— Goal of the exercise —
Please output the records below in full, exactly as given, but without the images.

— Extracted entries —
· · · ·

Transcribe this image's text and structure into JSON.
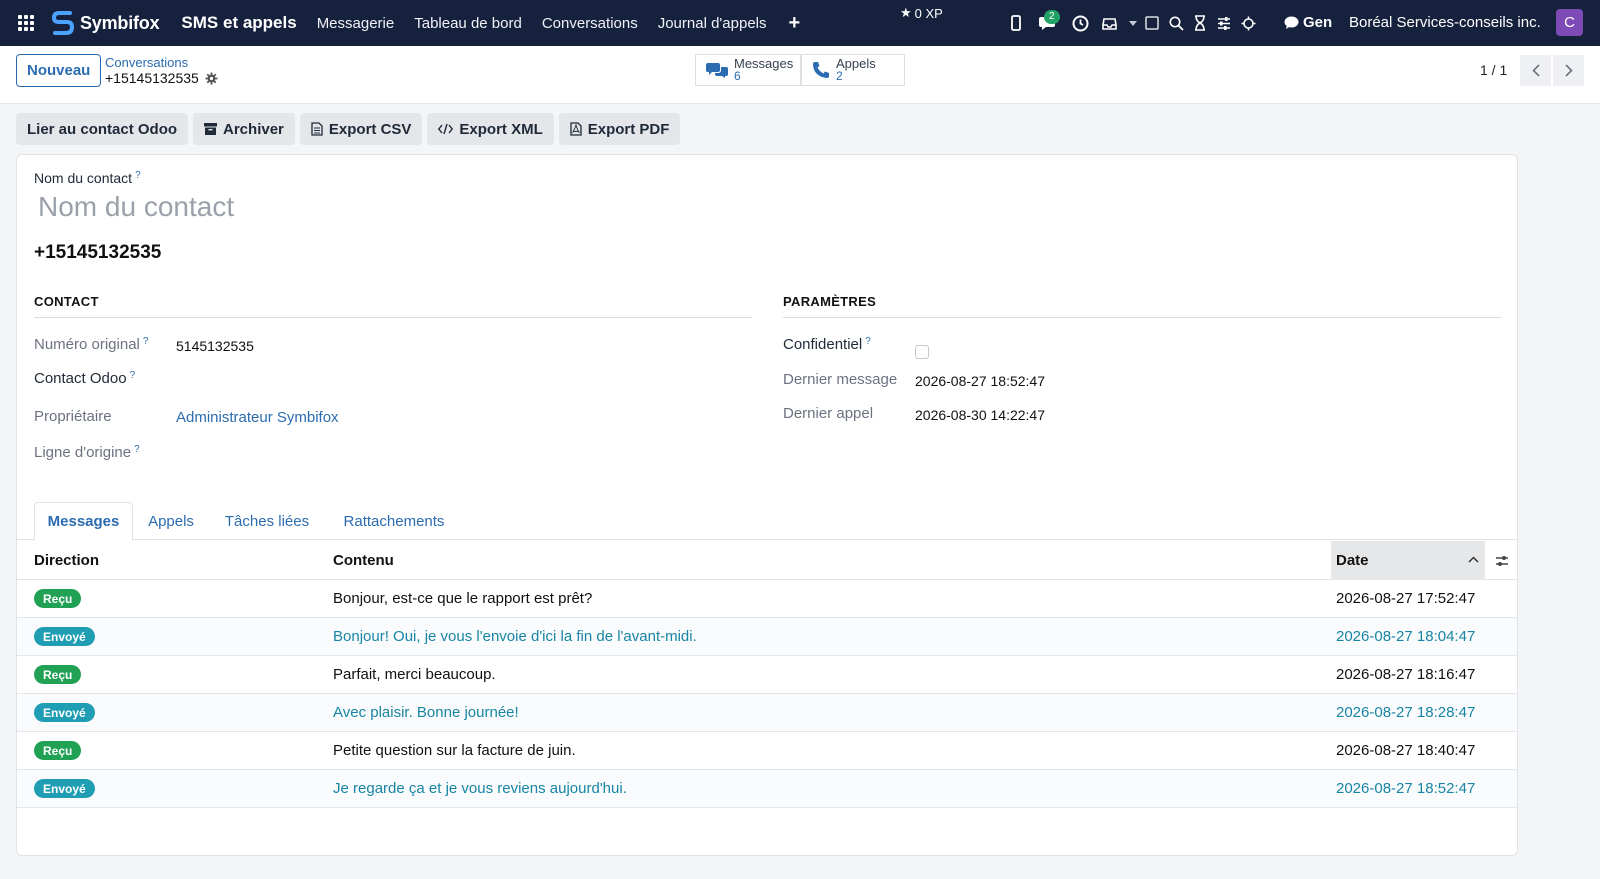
{
  "navbar": {
    "brand": "Symbifox",
    "app_title": "SMS et appels",
    "menu": [
      "Messagerie",
      "Tableau de bord",
      "Conversations",
      "Journal d'appels"
    ],
    "xp": "0 XP",
    "chat_count": "2",
    "gen": "Gen",
    "company": "Boréal Services-conseils inc.",
    "avatar_letter": "C",
    "avatar_color": "#7e4bb6",
    "bar_color": "#16213e"
  },
  "control": {
    "new_button": "Nouveau",
    "breadcrumb_parent": "Conversations",
    "breadcrumb_current": "+15145132535",
    "smart_messages_label": "Messages",
    "smart_messages_value": "6",
    "smart_calls_label": "Appels",
    "smart_calls_value": "2",
    "pager": "1 / 1"
  },
  "actions": [
    "Lier au contact Odoo",
    "Archiver",
    "Export CSV",
    "Export XML",
    "Export PDF"
  ],
  "form": {
    "contact_name_label": "Nom du contact",
    "contact_name_placeholder": "Nom du contact",
    "phone": "+15145132535",
    "contact_section": "CONTACT",
    "params_section": "PARAMÈTRES",
    "original_number_label": "Numéro original",
    "original_number_value": "5145132535",
    "odoo_contact_label": "Contact Odoo",
    "owner_label": "Propriétaire",
    "owner_value": "Administrateur Symbifox",
    "origin_line_label": "Ligne d'origine",
    "confidential_label": "Confidentiel",
    "confidential_checked": false,
    "last_message_label": "Dernier message",
    "last_message_value": "2026-08-27 18:52:47",
    "last_call_label": "Dernier appel",
    "last_call_value": "2026-08-30 14:22:47"
  },
  "tabs": [
    "Messages",
    "Appels",
    "Tâches liées",
    "Rattachements"
  ],
  "table": {
    "headers": {
      "direction": "Direction",
      "content": "Contenu",
      "date": "Date"
    },
    "rows": [
      {
        "direction": "Reçu",
        "content": "Bonjour, est-ce que le rapport est prêt?",
        "date": "2026-08-27 17:52:47"
      },
      {
        "direction": "Envoyé",
        "content": "Bonjour! Oui, je vous l'envoie d'ici la fin de l'avant-midi.",
        "date": "2026-08-27 18:04:47"
      },
      {
        "direction": "Reçu",
        "content": "Parfait, merci beaucoup.",
        "date": "2026-08-27 18:16:47"
      },
      {
        "direction": "Envoyé",
        "content": "Avec plaisir. Bonne journée!",
        "date": "2026-08-27 18:28:47"
      },
      {
        "direction": "Reçu",
        "content": "Petite question sur la facture de juin.",
        "date": "2026-08-27 18:40:47"
      },
      {
        "direction": "Envoyé",
        "content": "Je regarde ça et je vous reviens aujourd'hui.",
        "date": "2026-08-27 18:52:47"
      }
    ]
  }
}
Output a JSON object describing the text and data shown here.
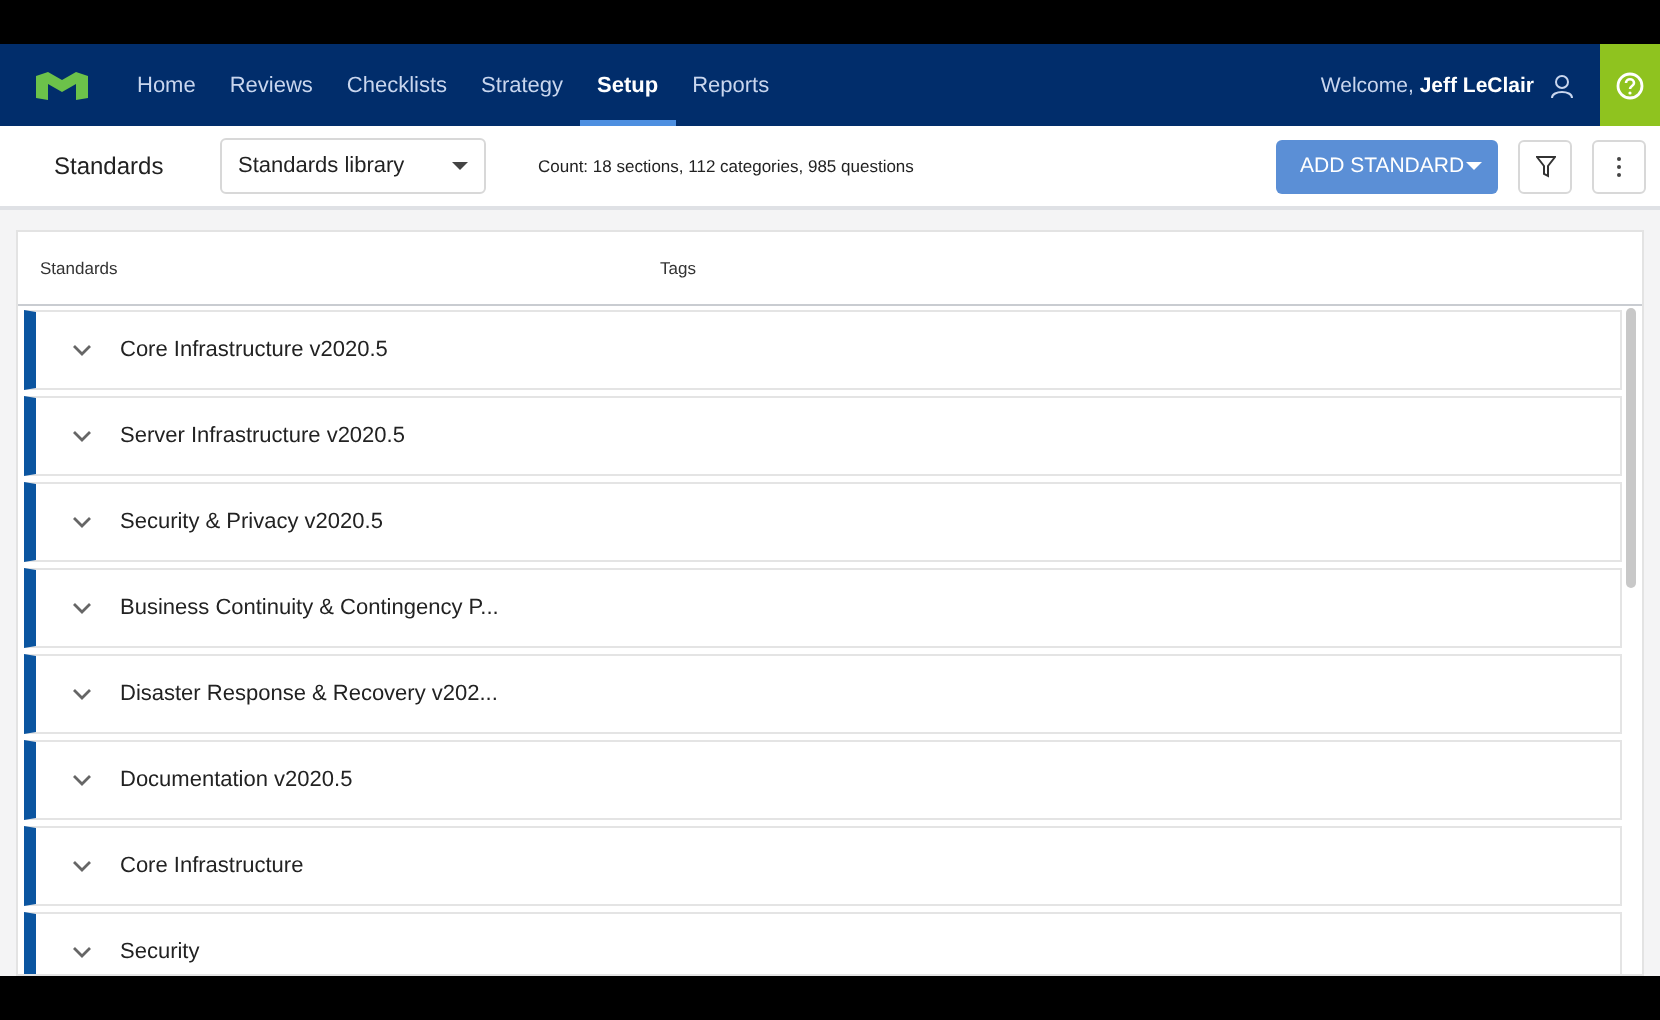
{
  "nav": {
    "items": [
      {
        "label": "Home",
        "selected": false
      },
      {
        "label": "Reviews",
        "selected": false
      },
      {
        "label": "Checklists",
        "selected": false
      },
      {
        "label": "Strategy",
        "selected": false
      },
      {
        "label": "Setup",
        "selected": true
      },
      {
        "label": "Reports",
        "selected": false
      }
    ],
    "welcome": "Welcome, **Jeff LeClair**"
  },
  "toolbar": {
    "title": "Standards",
    "library": "Standards library",
    "count": "Count: 18 sections, 112 categories, 985 questions",
    "add_button": "ADD STANDARD"
  },
  "table": {
    "columns": [
      "Standards",
      "Tags"
    ],
    "rows": [
      {
        "name": "Core Infrastructure v2020.5",
        "expanded": false
      },
      {
        "name": "Server Infrastructure v2020.5",
        "expanded": false
      },
      {
        "name": "Security & Privacy v2020.5",
        "expanded": false
      },
      {
        "name": "Business Continuity & Contingency P...",
        "expanded": false
      },
      {
        "name": "Disaster Response & Recovery v202...",
        "expanded": false
      },
      {
        "name": "Documentation v2020.5",
        "expanded": false
      },
      {
        "name": "Core Infrastructure",
        "expanded": false
      },
      {
        "name": "Security",
        "expanded": false
      }
    ]
  }
}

· · · ·

— Task response —
Transcribe this image's text and structure into JSON.
{
  "navbar": {
    "brand": "Symbifox",
    "app_title": "SMS et appels",
    "menu": [
      "Messagerie",
      "Tableau de bord",
      "Conversations",
      "Journal d'appels"
    ],
    "xp": "0 XP",
    "chat_count": "2",
    "gen": "Gen",
    "company": "Boréal Services-conseils inc.",
    "avatar_letter": "C",
    "avatar_color": "#7e4bb6",
    "bar_color": "#16213e"
  },
  "control": {
    "new_button": "Nouveau",
    "breadcrumb_parent": "Conversations",
    "breadcrumb_current": "+15145132535",
    "smart_messages_label": "Messages",
    "smart_messages_value": "6",
    "smart_calls_label": "Appels",
    "smart_calls_value": "2",
    "pager": "1 / 1"
  },
  "actions": [
    "Lier au contact Odoo",
    "Archiver",
    "Export CSV",
    "Export XML",
    "Export PDF"
  ],
  "form": {
    "contact_name_label": "Nom du contact",
    "contact_name_placeholder": "Nom du contact",
    "phone": "+15145132535",
    "contact_section": "CONTACT",
    "params_section": "PARAMÈTRES",
    "original_number_label": "Numéro original",
    "original_number_value": "5145132535",
    "odoo_contact_label": "Contact Odoo",
    "owner_label": "Propriétaire",
    "owner_value": "Administrateur Symbifox",
    "origin_line_label": "Ligne d'origine",
    "confidential_label": "Confidentiel",
    "confidential_checked": false,
    "last_message_label": "Dernier message",
    "last_message_value": "2026-08-27 18:52:47",
    "last_call_label": "Dernier appel",
    "last_call_value": "2026-08-30 14:22:47"
  },
  "tabs": [
    "Messages",
    "Appels",
    "Tâches liées",
    "Rattachements"
  ],
  "table": {
    "headers": {
      "direction": "Direction",
      "content": "Contenu",
      "date": "Date"
    },
    "rows": [
      {
        "direction": "Reçu",
        "content": "Bonjour, est-ce que le rapport est prêt?",
        "date": "2026-08-27 17:52:47"
      },
      {
        "direction": "Envoyé",
        "content": "Bonjour! Oui, je vous l'envoie d'ici la fin de l'avant-midi.",
        "date": "2026-08-27 18:04:47"
      },
      {
        "direction": "Reçu",
        "content": "Parfait, merci beaucoup.",
        "date": "2026-08-27 18:16:47"
      },
      {
        "direction": "Envoyé",
        "content": "Avec plaisir. Bonne journée!",
        "date": "2026-08-27 18:28:47"
      },
      {
        "direction": "Reçu",
        "content": "Petite question sur la facture de juin.",
        "date": "2026-08-27 18:40:47"
      },
      {
        "direction": "Envoyé",
        "content": "Je regarde ça et je vous reviens aujourd'hui.",
        "date": "2026-08-27 18:52:47"
      }
    ]
  }
}
Output a JSON object describing the text and data shown here.
{
  "nav": {
    "items": [
      {
        "label": "Home",
        "selected": false
      },
      {
        "label": "Reviews",
        "selected": false
      },
      {
        "label": "Checklists",
        "selected": false
      },
      {
        "label": "Strategy",
        "selected": false
      },
      {
        "label": "Setup",
        "selected": true
      },
      {
        "label": "Reports",
        "selected": false
      }
    ],
    "welcome": "Welcome, **Jeff LeClair**"
  },
  "toolbar": {
    "title": "Standards",
    "library": "Standards library",
    "count": "Count: 18 sections, 112 categories, 985 questions",
    "add_button": "ADD STANDARD"
  },
  "table": {
    "columns": [
      "Standards",
      "Tags"
    ],
    "rows": [
      {
        "name": "Core Infrastructure v2020.5",
        "expanded": false
      },
      {
        "name": "Server Infrastructure v2020.5",
        "expanded": false
      },
      {
        "name": "Security & Privacy v2020.5",
        "expanded": false
      },
      {
        "name": "Business Continuity & Contingency P...",
        "expanded": false
      },
      {
        "name": "Disaster Response & Recovery v202...",
        "expanded": false
      },
      {
        "name": "Documentation v2020.5",
        "expanded": false
      },
      {
        "name": "Core Infrastructure",
        "expanded": false
      },
      {
        "name": "Security",
        "expanded": false
      }
    ]
  }
}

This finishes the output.